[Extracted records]
**********

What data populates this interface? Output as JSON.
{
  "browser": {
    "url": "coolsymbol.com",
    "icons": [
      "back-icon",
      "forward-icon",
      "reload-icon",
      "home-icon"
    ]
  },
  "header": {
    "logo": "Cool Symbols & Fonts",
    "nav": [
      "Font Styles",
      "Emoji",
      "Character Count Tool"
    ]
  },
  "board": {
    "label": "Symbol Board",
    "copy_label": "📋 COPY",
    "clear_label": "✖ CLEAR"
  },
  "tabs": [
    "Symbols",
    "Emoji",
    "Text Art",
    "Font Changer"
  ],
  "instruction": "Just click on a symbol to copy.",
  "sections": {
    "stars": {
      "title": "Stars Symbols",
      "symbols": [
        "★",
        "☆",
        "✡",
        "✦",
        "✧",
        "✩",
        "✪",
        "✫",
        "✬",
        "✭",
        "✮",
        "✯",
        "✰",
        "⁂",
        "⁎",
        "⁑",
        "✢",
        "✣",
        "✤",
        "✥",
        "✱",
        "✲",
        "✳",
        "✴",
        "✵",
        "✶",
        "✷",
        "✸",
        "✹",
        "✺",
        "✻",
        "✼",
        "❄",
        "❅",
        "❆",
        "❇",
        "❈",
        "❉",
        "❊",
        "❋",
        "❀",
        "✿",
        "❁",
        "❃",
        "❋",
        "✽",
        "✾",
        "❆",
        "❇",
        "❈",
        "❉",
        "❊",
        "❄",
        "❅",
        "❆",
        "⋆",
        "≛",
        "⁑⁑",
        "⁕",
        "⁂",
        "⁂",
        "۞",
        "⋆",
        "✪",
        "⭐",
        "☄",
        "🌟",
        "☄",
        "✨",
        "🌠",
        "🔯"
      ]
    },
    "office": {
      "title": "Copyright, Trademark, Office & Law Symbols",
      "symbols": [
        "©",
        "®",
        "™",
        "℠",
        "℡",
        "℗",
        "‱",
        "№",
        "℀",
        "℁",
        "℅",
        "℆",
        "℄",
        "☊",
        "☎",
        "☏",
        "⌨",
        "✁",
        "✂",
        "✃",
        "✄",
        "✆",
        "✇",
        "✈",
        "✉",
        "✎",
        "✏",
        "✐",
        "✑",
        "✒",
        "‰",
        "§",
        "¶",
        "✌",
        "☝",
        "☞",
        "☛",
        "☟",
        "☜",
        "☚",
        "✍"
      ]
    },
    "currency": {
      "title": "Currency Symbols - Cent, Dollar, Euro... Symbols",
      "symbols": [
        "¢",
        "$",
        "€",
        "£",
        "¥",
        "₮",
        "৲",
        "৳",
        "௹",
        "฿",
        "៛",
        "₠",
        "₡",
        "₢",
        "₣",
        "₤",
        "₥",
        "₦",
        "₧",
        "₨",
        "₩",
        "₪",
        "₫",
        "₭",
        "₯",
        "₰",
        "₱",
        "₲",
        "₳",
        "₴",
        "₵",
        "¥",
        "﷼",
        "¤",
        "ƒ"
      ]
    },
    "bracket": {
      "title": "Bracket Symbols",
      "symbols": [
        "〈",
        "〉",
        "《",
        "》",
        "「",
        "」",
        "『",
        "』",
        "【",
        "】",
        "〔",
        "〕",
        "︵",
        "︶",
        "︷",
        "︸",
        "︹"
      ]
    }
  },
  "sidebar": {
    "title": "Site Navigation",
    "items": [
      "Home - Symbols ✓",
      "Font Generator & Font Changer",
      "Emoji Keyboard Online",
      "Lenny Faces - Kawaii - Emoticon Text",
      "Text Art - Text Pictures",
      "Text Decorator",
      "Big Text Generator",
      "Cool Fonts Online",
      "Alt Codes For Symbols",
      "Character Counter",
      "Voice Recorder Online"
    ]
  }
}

**********

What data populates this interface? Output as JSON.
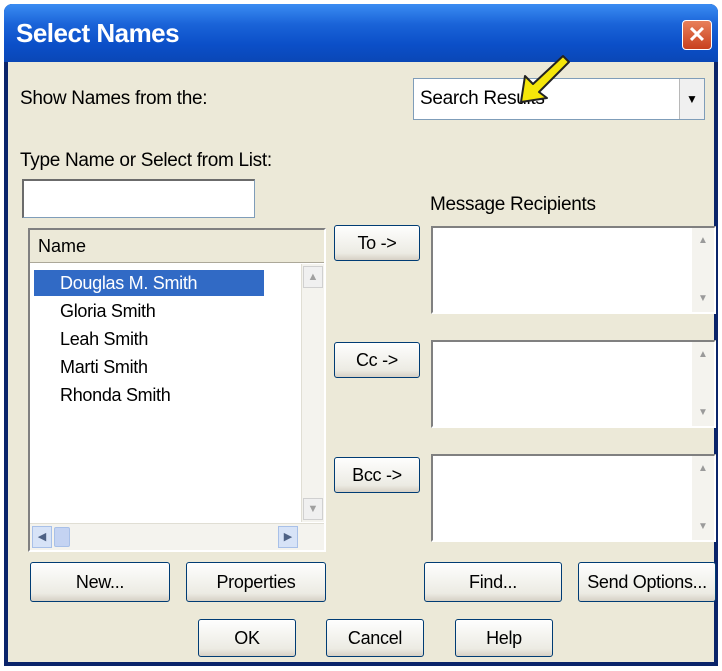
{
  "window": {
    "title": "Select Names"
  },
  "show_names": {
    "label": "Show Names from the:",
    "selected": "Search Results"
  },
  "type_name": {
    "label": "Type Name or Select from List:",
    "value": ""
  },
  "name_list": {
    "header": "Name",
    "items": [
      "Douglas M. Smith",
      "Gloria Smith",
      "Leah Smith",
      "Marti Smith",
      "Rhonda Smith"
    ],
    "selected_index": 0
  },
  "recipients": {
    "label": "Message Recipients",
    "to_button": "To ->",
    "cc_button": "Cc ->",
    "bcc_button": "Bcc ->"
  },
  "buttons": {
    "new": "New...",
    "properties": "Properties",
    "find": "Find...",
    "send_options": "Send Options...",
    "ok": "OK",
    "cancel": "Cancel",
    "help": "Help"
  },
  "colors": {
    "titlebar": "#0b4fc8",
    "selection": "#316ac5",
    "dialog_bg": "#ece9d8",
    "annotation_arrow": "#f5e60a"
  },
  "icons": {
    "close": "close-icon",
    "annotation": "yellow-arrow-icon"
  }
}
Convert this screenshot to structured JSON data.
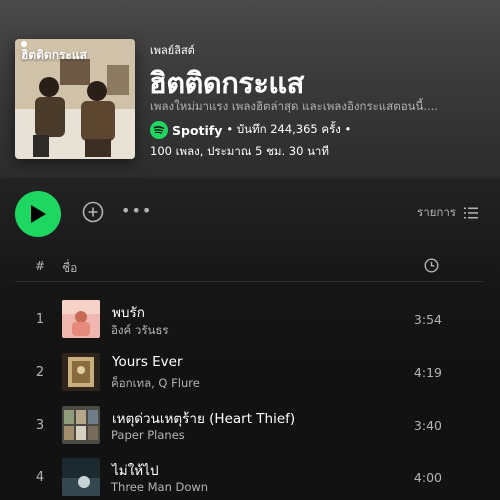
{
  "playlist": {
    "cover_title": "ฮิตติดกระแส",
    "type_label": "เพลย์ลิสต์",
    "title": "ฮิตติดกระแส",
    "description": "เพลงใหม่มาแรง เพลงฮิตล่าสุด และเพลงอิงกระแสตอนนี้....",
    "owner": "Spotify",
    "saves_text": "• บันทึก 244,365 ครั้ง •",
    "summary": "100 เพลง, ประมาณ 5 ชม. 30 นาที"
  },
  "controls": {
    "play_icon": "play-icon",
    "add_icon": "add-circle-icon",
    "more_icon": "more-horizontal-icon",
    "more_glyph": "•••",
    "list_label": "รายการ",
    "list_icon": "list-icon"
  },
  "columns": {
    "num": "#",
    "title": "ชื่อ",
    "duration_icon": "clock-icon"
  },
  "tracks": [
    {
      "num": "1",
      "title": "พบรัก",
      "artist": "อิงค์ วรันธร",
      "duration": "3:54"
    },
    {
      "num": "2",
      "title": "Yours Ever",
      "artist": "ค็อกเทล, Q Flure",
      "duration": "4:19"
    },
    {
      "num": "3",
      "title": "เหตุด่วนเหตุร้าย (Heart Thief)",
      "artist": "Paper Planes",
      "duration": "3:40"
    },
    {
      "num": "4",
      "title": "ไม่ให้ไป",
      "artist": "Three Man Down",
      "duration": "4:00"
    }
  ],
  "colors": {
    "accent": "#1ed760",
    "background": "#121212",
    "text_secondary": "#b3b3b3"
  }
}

**********

• **Task to carry out**:
Identify the lines in the entries that hold "Generator" and return each one.

• **Answer to this exercise**:
      "Font Generator & Font Changer",
      "Big Text Generator",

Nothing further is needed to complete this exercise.